— Request —
Of all the lines in the material, how many include the word "this"? Reply with the number alone.

========

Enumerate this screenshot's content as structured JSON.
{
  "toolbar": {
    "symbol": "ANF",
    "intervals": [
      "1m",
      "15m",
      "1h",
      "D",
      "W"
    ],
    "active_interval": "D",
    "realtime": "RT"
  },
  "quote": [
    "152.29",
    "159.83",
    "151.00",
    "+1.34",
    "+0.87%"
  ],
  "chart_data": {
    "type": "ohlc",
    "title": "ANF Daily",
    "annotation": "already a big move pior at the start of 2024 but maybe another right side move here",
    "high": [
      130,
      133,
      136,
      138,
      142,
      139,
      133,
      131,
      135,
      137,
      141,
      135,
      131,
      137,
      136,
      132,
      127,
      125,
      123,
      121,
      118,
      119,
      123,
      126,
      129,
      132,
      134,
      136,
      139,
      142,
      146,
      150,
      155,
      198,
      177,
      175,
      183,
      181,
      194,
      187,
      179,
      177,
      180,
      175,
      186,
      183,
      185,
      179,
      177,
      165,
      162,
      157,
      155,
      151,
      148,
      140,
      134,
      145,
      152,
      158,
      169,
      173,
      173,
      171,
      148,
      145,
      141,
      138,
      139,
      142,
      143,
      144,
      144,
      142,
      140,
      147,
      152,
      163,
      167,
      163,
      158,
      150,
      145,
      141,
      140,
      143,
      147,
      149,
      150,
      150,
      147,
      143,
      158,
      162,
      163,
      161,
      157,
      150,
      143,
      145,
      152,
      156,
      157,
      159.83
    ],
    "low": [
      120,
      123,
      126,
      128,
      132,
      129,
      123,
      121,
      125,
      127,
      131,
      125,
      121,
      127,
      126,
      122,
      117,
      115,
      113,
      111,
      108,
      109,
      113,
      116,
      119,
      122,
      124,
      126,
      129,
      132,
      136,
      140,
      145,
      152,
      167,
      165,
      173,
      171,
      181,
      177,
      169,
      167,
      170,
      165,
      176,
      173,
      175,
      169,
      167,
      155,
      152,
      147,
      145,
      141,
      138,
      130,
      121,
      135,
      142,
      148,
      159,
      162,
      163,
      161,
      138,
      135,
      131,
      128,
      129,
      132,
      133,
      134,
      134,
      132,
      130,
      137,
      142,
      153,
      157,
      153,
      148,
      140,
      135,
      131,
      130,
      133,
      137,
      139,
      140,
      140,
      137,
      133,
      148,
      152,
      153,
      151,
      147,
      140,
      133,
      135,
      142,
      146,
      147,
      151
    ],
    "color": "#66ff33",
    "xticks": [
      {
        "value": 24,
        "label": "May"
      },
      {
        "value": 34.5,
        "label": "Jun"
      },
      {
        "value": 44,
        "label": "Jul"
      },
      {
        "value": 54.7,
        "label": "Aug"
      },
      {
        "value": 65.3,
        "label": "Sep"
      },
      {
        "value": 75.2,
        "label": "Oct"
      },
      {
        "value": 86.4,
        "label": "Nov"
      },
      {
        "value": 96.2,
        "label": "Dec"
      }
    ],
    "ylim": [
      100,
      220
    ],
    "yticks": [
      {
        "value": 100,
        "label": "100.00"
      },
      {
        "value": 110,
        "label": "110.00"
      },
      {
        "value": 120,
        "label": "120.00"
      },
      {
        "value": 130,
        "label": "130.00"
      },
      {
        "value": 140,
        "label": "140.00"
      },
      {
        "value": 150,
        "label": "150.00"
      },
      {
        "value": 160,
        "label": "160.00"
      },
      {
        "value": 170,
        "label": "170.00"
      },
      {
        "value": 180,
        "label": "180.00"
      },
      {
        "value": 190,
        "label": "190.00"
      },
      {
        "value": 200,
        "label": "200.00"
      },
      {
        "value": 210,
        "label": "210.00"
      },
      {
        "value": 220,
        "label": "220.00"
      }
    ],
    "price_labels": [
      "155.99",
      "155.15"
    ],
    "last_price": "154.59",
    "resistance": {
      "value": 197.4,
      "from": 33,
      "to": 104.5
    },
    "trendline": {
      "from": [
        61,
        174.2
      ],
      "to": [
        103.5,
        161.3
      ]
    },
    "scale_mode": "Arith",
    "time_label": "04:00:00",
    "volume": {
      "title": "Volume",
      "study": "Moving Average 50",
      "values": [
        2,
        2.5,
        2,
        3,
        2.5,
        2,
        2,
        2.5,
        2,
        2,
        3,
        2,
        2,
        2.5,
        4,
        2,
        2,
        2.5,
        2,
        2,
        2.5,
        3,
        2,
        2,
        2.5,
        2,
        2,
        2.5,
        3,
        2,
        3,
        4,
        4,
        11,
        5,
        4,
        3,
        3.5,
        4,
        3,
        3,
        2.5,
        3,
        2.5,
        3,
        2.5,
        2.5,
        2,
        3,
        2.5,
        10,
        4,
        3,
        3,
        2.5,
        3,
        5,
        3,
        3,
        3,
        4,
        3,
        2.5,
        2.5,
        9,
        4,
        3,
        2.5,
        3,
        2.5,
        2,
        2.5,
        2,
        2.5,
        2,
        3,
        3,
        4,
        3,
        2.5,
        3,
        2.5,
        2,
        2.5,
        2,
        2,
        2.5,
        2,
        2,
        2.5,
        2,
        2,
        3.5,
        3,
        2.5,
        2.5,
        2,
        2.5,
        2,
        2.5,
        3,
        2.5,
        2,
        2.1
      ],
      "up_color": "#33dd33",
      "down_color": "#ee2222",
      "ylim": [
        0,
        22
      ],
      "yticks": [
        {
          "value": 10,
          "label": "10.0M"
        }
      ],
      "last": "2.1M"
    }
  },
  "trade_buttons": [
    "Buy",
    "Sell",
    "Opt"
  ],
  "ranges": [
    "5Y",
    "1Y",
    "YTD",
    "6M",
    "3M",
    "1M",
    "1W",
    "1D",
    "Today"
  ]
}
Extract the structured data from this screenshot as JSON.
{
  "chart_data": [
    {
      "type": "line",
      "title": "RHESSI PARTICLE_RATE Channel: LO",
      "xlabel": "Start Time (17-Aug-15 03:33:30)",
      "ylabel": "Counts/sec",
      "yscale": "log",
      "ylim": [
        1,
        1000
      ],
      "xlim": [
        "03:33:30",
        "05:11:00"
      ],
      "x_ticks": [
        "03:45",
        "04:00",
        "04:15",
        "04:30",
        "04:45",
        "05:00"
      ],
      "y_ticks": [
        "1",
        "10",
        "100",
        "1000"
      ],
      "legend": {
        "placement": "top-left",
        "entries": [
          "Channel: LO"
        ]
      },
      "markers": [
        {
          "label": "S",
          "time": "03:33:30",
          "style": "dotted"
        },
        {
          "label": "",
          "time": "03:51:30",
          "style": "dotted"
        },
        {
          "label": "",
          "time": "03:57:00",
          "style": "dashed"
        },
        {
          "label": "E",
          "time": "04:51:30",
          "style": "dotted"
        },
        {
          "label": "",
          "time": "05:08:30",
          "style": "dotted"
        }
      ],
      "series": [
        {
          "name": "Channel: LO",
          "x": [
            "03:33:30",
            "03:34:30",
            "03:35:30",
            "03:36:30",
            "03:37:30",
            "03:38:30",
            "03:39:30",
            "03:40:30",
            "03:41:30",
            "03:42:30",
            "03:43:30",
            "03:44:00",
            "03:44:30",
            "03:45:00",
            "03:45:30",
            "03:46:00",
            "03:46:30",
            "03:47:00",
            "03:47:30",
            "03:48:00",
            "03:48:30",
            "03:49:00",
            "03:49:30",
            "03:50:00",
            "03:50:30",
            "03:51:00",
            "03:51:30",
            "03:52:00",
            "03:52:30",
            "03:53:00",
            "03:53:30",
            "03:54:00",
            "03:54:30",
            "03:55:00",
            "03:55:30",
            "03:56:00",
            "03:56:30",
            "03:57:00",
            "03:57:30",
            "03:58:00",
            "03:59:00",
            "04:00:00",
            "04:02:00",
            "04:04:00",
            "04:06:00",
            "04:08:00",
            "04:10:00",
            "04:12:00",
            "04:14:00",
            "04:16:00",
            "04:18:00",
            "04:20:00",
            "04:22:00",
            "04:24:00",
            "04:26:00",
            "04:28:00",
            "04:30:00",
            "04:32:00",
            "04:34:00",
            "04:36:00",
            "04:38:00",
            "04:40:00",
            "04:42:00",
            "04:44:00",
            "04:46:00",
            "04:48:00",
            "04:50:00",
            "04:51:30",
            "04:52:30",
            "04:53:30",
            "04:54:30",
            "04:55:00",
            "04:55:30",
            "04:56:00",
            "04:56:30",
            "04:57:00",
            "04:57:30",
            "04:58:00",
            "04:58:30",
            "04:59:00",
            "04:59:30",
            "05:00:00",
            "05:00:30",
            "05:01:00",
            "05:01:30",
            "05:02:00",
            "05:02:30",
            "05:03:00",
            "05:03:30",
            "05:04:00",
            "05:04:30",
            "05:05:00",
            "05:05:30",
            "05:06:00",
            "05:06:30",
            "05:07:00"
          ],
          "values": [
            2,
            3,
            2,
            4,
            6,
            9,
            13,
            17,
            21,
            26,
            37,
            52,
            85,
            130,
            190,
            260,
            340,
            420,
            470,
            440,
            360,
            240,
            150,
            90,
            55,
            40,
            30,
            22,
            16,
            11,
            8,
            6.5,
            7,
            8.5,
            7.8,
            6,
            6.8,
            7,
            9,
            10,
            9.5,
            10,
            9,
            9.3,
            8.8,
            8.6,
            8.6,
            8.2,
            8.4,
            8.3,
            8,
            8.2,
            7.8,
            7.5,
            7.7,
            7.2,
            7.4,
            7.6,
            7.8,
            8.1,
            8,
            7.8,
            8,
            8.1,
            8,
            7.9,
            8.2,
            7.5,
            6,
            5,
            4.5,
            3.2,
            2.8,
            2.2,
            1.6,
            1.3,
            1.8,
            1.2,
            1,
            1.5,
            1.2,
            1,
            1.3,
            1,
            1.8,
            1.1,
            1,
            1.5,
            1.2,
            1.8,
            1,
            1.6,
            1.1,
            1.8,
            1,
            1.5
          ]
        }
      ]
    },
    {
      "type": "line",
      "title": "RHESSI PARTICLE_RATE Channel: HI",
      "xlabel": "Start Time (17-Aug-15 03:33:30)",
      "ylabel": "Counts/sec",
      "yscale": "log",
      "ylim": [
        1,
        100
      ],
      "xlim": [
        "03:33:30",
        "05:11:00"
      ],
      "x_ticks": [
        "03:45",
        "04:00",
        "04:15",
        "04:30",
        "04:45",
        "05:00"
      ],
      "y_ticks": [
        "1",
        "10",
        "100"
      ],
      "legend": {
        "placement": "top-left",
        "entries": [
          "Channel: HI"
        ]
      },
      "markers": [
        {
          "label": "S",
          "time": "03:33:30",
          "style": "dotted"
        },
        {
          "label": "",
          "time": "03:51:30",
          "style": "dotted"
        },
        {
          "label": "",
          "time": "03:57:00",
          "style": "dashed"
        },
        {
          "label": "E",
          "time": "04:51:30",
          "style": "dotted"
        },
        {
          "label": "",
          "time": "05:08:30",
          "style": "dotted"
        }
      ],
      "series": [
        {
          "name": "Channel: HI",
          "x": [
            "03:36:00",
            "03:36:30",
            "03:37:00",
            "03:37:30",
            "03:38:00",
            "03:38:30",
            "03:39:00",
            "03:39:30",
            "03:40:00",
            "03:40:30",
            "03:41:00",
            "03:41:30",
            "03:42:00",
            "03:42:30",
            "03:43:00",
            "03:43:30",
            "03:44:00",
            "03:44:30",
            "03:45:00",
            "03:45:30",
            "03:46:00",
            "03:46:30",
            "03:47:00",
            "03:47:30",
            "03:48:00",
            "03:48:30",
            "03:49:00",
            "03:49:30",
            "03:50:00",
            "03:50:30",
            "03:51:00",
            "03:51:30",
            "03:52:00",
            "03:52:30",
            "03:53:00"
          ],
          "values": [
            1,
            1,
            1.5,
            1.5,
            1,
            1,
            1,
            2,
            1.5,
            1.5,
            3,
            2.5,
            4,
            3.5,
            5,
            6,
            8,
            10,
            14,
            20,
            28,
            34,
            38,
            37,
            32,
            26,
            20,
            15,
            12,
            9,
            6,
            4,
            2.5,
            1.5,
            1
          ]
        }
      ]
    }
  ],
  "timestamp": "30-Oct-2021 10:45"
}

========

— Correct answer —
2